#### Aim of the task
Return every record exactly as written.

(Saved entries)
┄┄┄┄┄┄┄┄┄┄
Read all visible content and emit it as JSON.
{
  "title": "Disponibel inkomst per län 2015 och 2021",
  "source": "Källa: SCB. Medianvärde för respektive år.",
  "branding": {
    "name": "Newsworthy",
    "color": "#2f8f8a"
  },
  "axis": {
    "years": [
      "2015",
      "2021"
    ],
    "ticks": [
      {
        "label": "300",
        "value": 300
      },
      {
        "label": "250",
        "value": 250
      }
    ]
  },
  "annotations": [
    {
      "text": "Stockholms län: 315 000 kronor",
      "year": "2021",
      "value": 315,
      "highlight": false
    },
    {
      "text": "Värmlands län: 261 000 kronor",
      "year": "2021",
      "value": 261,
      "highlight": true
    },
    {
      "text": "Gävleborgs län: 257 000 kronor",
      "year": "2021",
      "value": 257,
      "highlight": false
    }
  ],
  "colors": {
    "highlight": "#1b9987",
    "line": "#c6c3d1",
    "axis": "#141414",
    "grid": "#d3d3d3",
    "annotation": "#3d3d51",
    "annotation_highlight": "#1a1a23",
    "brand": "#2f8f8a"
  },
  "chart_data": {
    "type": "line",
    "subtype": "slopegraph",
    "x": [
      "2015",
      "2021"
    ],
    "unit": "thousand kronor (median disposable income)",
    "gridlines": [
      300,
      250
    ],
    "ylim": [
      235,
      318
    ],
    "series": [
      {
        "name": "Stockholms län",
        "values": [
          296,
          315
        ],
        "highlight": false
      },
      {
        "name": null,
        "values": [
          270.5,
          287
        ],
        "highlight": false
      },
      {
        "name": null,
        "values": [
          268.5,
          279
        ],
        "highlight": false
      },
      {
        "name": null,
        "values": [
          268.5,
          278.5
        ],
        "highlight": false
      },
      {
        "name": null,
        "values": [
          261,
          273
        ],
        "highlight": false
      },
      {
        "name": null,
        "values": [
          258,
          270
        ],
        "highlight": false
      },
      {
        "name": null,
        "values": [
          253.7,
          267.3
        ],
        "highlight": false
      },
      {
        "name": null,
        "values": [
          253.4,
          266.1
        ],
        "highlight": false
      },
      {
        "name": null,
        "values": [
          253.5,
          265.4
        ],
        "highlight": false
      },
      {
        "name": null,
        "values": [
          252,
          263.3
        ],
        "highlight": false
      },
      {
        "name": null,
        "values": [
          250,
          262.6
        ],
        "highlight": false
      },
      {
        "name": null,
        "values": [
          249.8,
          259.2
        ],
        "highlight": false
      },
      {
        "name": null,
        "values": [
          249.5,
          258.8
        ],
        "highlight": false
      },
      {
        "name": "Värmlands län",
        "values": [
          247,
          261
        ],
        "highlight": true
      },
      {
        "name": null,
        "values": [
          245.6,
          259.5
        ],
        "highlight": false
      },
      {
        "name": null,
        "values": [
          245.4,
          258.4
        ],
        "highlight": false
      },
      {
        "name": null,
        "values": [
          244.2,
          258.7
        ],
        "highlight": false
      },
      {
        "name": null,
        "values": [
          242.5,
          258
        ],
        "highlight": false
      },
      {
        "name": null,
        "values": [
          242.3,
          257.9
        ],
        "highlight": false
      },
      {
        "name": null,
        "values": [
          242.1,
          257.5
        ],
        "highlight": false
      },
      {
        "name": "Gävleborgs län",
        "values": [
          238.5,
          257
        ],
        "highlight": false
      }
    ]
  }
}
┄┄┄┄┄┄┄┄┄┄
#### Solution for this task
Read all visible content and emit it as JSON.
{
  "title": "Disponibel inkomst per län 2015 och 2021",
  "source": "Källa: SCB. Medianvärde för respektive år.",
  "branding": {
    "name": "Newsworthy",
    "color": "#2f8f8a"
  },
  "axis": {
    "years": [
      "2015",
      "2021"
    ],
    "ticks": [
      {
        "label": "300",
        "value": 300
      },
      {
        "label": "250",
        "value": 250
      }
    ]
  },
  "annotations": [
    {
      "text": "Stockholms län: 315 000 kronor",
      "year": "2021",
      "value": 315,
      "highlight": false
    },
    {
      "text": "Värmlands län: 261 000 kronor",
      "year": "2021",
      "value": 261,
      "highlight": true
    },
    {
      "text": "Gävleborgs län: 257 000 kronor",
      "year": "2021",
      "value": 257,
      "highlight": false
    }
  ],
  "colors": {
    "highlight": "#1b9987",
    "line": "#c6c3d1",
    "axis": "#141414",
    "grid": "#d3d3d3",
    "annotation": "#3d3d51",
    "annotation_highlight": "#1a1a23",
    "brand": "#2f8f8a"
  },
  "chart_data": {
    "type": "line",
    "subtype": "slopegraph",
    "x": [
      "2015",
      "2021"
    ],
    "unit": "thousand kronor (median disposable income)",
    "gridlines": [
      300,
      250
    ],
    "ylim": [
      235,
      318
    ],
    "series": [
      {
        "name": "Stockholms län",
        "values": [
          296,
          315
        ],
        "highlight": false
      },
      {
        "name": null,
        "values": [
          270.5,
          287
        ],
        "highlight": false
      },
      {
        "name": null,
        "values": [
          268.5,
          279
        ],
        "highlight": false
      },
      {
        "name": null,
        "values": [
          268.5,
          278.5
        ],
        "highlight": false
      },
      {
        "name": null,
        "values": [
          261,
          273
        ],
        "highlight": false
      },
      {
        "name": null,
        "values": [
          258,
          270
        ],
        "highlight": false
      },
      {
        "name": null,
        "values": [
          253.7,
          267.3
        ],
        "highlight": false
      },
      {
        "name": null,
        "values": [
          253.4,
          266.1
        ],
        "highlight": false
      },
      {
        "name": null,
        "values": [
          253.5,
          265.4
        ],
        "highlight": false
      },
      {
        "name": null,
        "values": [
          252,
          263.3
        ],
        "highlight": false
      },
      {
        "name": null,
        "values": [
          250,
          262.6
        ],
        "highlight": false
      },
      {
        "name": null,
        "values": [
          249.8,
          259.2
        ],
        "highlight": false
      },
      {
        "name": null,
        "values": [
          249.5,
          258.8
        ],
        "highlight": false
      },
      {
        "name": "Värmlands län",
        "values": [
          247,
          261
        ],
        "highlight": true
      },
      {
        "name": null,
        "values": [
          245.6,
          259.5
        ],
        "highlight": false
      },
      {
        "name": null,
        "values": [
          245.4,
          258.4
        ],
        "highlight": false
      },
      {
        "name": null,
        "values": [
          244.2,
          258.7
        ],
        "highlight": false
      },
      {
        "name": null,
        "values": [
          242.5,
          258
        ],
        "highlight": false
      },
      {
        "name": null,
        "values": [
          242.3,
          257.9
        ],
        "highlight": false
      },
      {
        "name": null,
        "values": [
          242.1,
          257.5
        ],
        "highlight": false
      },
      {
        "name": "Gävleborgs län",
        "values": [
          238.5,
          257
        ],
        "highlight": false
      }
    ]
  }
}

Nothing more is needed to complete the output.